(Exercise materials):
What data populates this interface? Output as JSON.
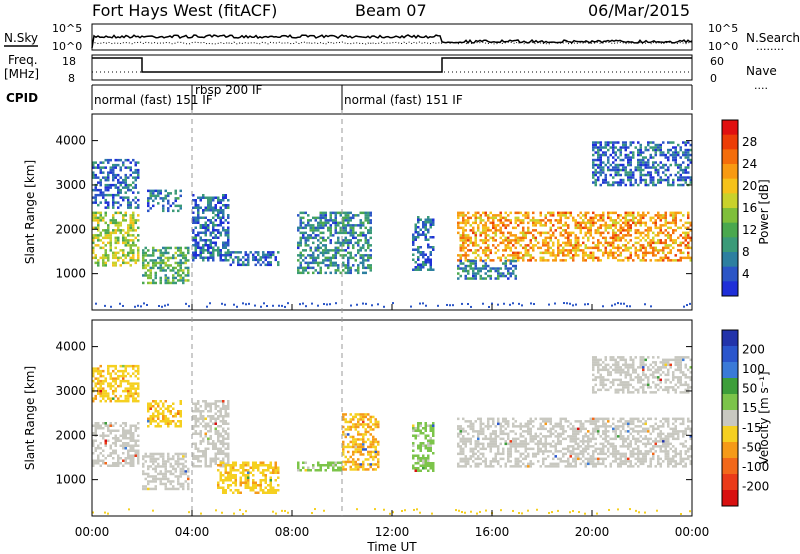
{
  "header": {
    "title": "Fort Hays West (fitACF)",
    "beam": "Beam 07",
    "date": "06/Mar/2015"
  },
  "panels": {
    "nsky_label": "N.Sky",
    "nsearch_label": "N.Search",
    "nsearch_marker": "........",
    "freq_label": "Freq.",
    "freq_unit": "[MHz]",
    "nave_label": "Nave",
    "nave_marker": "....",
    "cpid_label": "CPID",
    "noise_ticks_left": [
      "10^5",
      "10^0"
    ],
    "noise_ticks_right": [
      "10^5",
      "10^0"
    ],
    "freq_ticks_left": [
      "18",
      "8"
    ],
    "nave_ticks_right": [
      "60",
      "0"
    ],
    "cpid_segments": [
      {
        "text": "normal (fast) 151 IF",
        "start_hr": 0
      },
      {
        "text": "rbsp 200 IF",
        "start_hr": 4
      },
      {
        "text": "normal (fast) 151 IF",
        "start_hr": 10
      }
    ]
  },
  "axes": {
    "ylabel": "Slant Range [km]",
    "xlabel": "Time UT",
    "y_ticks": [
      "1000",
      "2000",
      "3000",
      "4000"
    ],
    "x_ticks": [
      "00:00",
      "04:00",
      "08:00",
      "12:00",
      "16:00",
      "20:00",
      "00:00"
    ]
  },
  "colorbars": {
    "power": {
      "label": "Power [dB]",
      "ticks": [
        "4",
        "8",
        "12",
        "16",
        "20",
        "24",
        "28"
      ],
      "colors": [
        "#1f2fd8",
        "#2b55c6",
        "#2d7fa0",
        "#3a9a78",
        "#4aa84e",
        "#7fbf3a",
        "#c9d22c",
        "#f5c21b",
        "#f89a12",
        "#f46d0b",
        "#ec3d07",
        "#e01010"
      ]
    },
    "velocity": {
      "label": "Velocity [m s⁻¹]",
      "ticks": [
        "200",
        "100",
        "50",
        "15",
        "-15",
        "-50",
        "-100",
        "-200"
      ],
      "colors": [
        "#2233aa",
        "#2a55cc",
        "#3a7ad8",
        "#3d9e3a",
        "#7cc44a",
        "#c8c8c0",
        "#f5d020",
        "#f59a18",
        "#f2681a",
        "#ea3a18",
        "#d81010"
      ]
    }
  },
  "chart_data": {
    "type": "heatmap",
    "x_range_hours": [
      0,
      24
    ],
    "y_range_km": [
      180,
      4600
    ],
    "frequency_mhz": [
      {
        "start_hr": 0,
        "end_hr": 2,
        "value": 18
      },
      {
        "start_hr": 2,
        "end_hr": 14,
        "value": 8
      },
      {
        "start_hr": 14,
        "end_hr": 24,
        "value": 18
      }
    ],
    "echo_regions_power": [
      {
        "t0": 0,
        "t1": 1.9,
        "r0": 1150,
        "r1": 2400,
        "db": 16
      },
      {
        "t0": 0,
        "t1": 1.9,
        "r0": 2500,
        "r1": 3600,
        "db": 6
      },
      {
        "t0": 2,
        "t1": 3.9,
        "r0": 800,
        "r1": 1600,
        "db": 12
      },
      {
        "t0": 2.2,
        "t1": 3.6,
        "r0": 2400,
        "r1": 2900,
        "db": 6
      },
      {
        "t0": 4,
        "t1": 5.5,
        "r0": 1300,
        "r1": 2800,
        "db": 6
      },
      {
        "t0": 5.5,
        "t1": 7.5,
        "r0": 1200,
        "r1": 1500,
        "db": 6
      },
      {
        "t0": 8.2,
        "t1": 11.2,
        "r0": 1000,
        "r1": 2400,
        "db": 8
      },
      {
        "t0": 12.8,
        "t1": 13.7,
        "r0": 1100,
        "r1": 2300,
        "db": 6
      },
      {
        "t0": 14.6,
        "t1": 24,
        "r0": 1300,
        "r1": 2400,
        "db": 22
      },
      {
        "t0": 14.6,
        "t1": 17,
        "r0": 900,
        "r1": 1300,
        "db": 8
      },
      {
        "t0": 20,
        "t1": 24,
        "r0": 3000,
        "r1": 4000,
        "db": 6
      }
    ],
    "echo_regions_velocity": [
      {
        "t0": 0,
        "t1": 1.9,
        "r0": 1300,
        "r1": 2300,
        "v": 0
      },
      {
        "t0": 0,
        "t1": 1.9,
        "r0": 2800,
        "r1": 3600,
        "v": -50
      },
      {
        "t0": 2,
        "t1": 3.9,
        "r0": 800,
        "r1": 1600,
        "v": 0
      },
      {
        "t0": 2.2,
        "t1": 3.6,
        "r0": 2200,
        "r1": 2800,
        "v": -50
      },
      {
        "t0": 4,
        "t1": 5.5,
        "r0": 1300,
        "r1": 2800,
        "v": 0
      },
      {
        "t0": 5,
        "t1": 7.5,
        "r0": 700,
        "r1": 1400,
        "v": -50
      },
      {
        "t0": 8.2,
        "t1": 10,
        "r0": 1200,
        "r1": 1400,
        "v": 30
      },
      {
        "t0": 10,
        "t1": 11.5,
        "r0": 1200,
        "r1": 2500,
        "v": -60
      },
      {
        "t0": 12.8,
        "t1": 13.7,
        "r0": 1200,
        "r1": 2300,
        "v": 30
      },
      {
        "t0": 14.6,
        "t1": 24,
        "r0": 1300,
        "r1": 2400,
        "v": 0
      },
      {
        "t0": 20,
        "t1": 24,
        "r0": 3000,
        "r1": 3800,
        "v": 0
      }
    ]
  }
}
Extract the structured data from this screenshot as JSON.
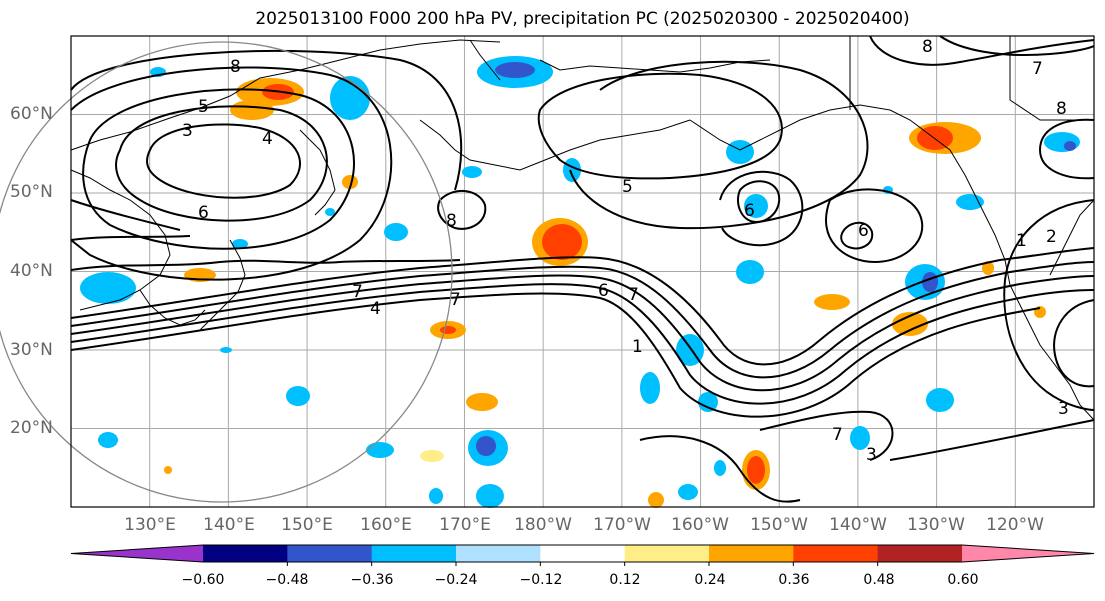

(What you should do):
Return the listing above in full and without alteration, excluding its pictures.

(Answer below):
What data populates this interface? Output as JSON.
{
  "header": {
    "title": "Fort Hays West (fitACF)",
    "beam": "Beam 07",
    "date": "06/Mar/2015"
  },
  "panels": {
    "nsky_label": "N.Sky",
    "nsearch_label": "N.Search",
    "nsearch_marker": "........",
    "freq_label": "Freq.",
    "freq_unit": "[MHz]",
    "nave_label": "Nave",
    "nave_marker": "....",
    "cpid_label": "CPID",
    "noise_ticks_left": [
      "10^5",
      "10^0"
    ],
    "noise_ticks_right": [
      "10^5",
      "10^0"
    ],
    "freq_ticks_left": [
      "18",
      "8"
    ],
    "nave_ticks_right": [
      "60",
      "0"
    ],
    "cpid_segments": [
      {
        "text": "normal (fast) 151 IF",
        "start_hr": 0
      },
      {
        "text": "rbsp 200 IF",
        "start_hr": 4
      },
      {
        "text": "normal (fast) 151 IF",
        "start_hr": 10
      }
    ]
  },
  "axes": {
    "ylabel": "Slant Range [km]",
    "xlabel": "Time UT",
    "y_ticks": [
      "1000",
      "2000",
      "3000",
      "4000"
    ],
    "x_ticks": [
      "00:00",
      "04:00",
      "08:00",
      "12:00",
      "16:00",
      "20:00",
      "00:00"
    ]
  },
  "colorbars": {
    "power": {
      "label": "Power [dB]",
      "ticks": [
        "4",
        "8",
        "12",
        "16",
        "20",
        "24",
        "28"
      ],
      "colors": [
        "#1f2fd8",
        "#2b55c6",
        "#2d7fa0",
        "#3a9a78",
        "#4aa84e",
        "#7fbf3a",
        "#c9d22c",
        "#f5c21b",
        "#f89a12",
        "#f46d0b",
        "#ec3d07",
        "#e01010"
      ]
    },
    "velocity": {
      "label": "Velocity [m s⁻¹]",
      "ticks": [
        "200",
        "100",
        "50",
        "15",
        "-15",
        "-50",
        "-100",
        "-200"
      ],
      "colors": [
        "#2233aa",
        "#2a55cc",
        "#3a7ad8",
        "#3d9e3a",
        "#7cc44a",
        "#c8c8c0",
        "#f5d020",
        "#f59a18",
        "#f2681a",
        "#ea3a18",
        "#d81010"
      ]
    }
  },
  "chart_data": {
    "type": "heatmap",
    "x_range_hours": [
      0,
      24
    ],
    "y_range_km": [
      180,
      4600
    ],
    "frequency_mhz": [
      {
        "start_hr": 0,
        "end_hr": 2,
        "value": 18
      },
      {
        "start_hr": 2,
        "end_hr": 14,
        "value": 8
      },
      {
        "start_hr": 14,
        "end_hr": 24,
        "value": 18
      }
    ],
    "echo_regions_power": [
      {
        "t0": 0,
        "t1": 1.9,
        "r0": 1150,
        "r1": 2400,
        "db": 16
      },
      {
        "t0": 0,
        "t1": 1.9,
        "r0": 2500,
        "r1": 3600,
        "db": 6
      },
      {
        "t0": 2,
        "t1": 3.9,
        "r0": 800,
        "r1": 1600,
        "db": 12
      },
      {
        "t0": 2.2,
        "t1": 3.6,
        "r0": 2400,
        "r1": 2900,
        "db": 6
      },
      {
        "t0": 4,
        "t1": 5.5,
        "r0": 1300,
        "r1": 2800,
        "db": 6
      },
      {
        "t0": 5.5,
        "t1": 7.5,
        "r0": 1200,
        "r1": 1500,
        "db": 6
      },
      {
        "t0": 8.2,
        "t1": 11.2,
        "r0": 1000,
        "r1": 2400,
        "db": 8
      },
      {
        "t0": 12.8,
        "t1": 13.7,
        "r0": 1100,
        "r1": 2300,
        "db": 6
      },
      {
        "t0": 14.6,
        "t1": 24,
        "r0": 1300,
        "r1": 2400,
        "db": 22
      },
      {
        "t0": 14.6,
        "t1": 17,
        "r0": 900,
        "r1": 1300,
        "db": 8
      },
      {
        "t0": 20,
        "t1": 24,
        "r0": 3000,
        "r1": 4000,
        "db": 6
      }
    ],
    "echo_regions_velocity": [
      {
        "t0": 0,
        "t1": 1.9,
        "r0": 1300,
        "r1": 2300,
        "v": 0
      },
      {
        "t0": 0,
        "t1": 1.9,
        "r0": 2800,
        "r1": 3600,
        "v": -50
      },
      {
        "t0": 2,
        "t1": 3.9,
        "r0": 800,
        "r1": 1600,
        "v": 0
      },
      {
        "t0": 2.2,
        "t1": 3.6,
        "r0": 2200,
        "r1": 2800,
        "v": -50
      },
      {
        "t0": 4,
        "t1": 5.5,
        "r0": 1300,
        "r1": 2800,
        "v": 0
      },
      {
        "t0": 5,
        "t1": 7.5,
        "r0": 700,
        "r1": 1400,
        "v": -50
      },
      {
        "t0": 8.2,
        "t1": 10,
        "r0": 1200,
        "r1": 1400,
        "v": 30
      },
      {
        "t0": 10,
        "t1": 11.5,
        "r0": 1200,
        "r1": 2500,
        "v": -60
      },
      {
        "t0": 12.8,
        "t1": 13.7,
        "r0": 1200,
        "r1": 2300,
        "v": 30
      },
      {
        "t0": 14.6,
        "t1": 24,
        "r0": 1300,
        "r1": 2400,
        "v": 0
      },
      {
        "t0": 20,
        "t1": 24,
        "r0": 3000,
        "r1": 3800,
        "v": 0
      }
    ]
  }
}
Extract the structured data from this screenshot as JSON.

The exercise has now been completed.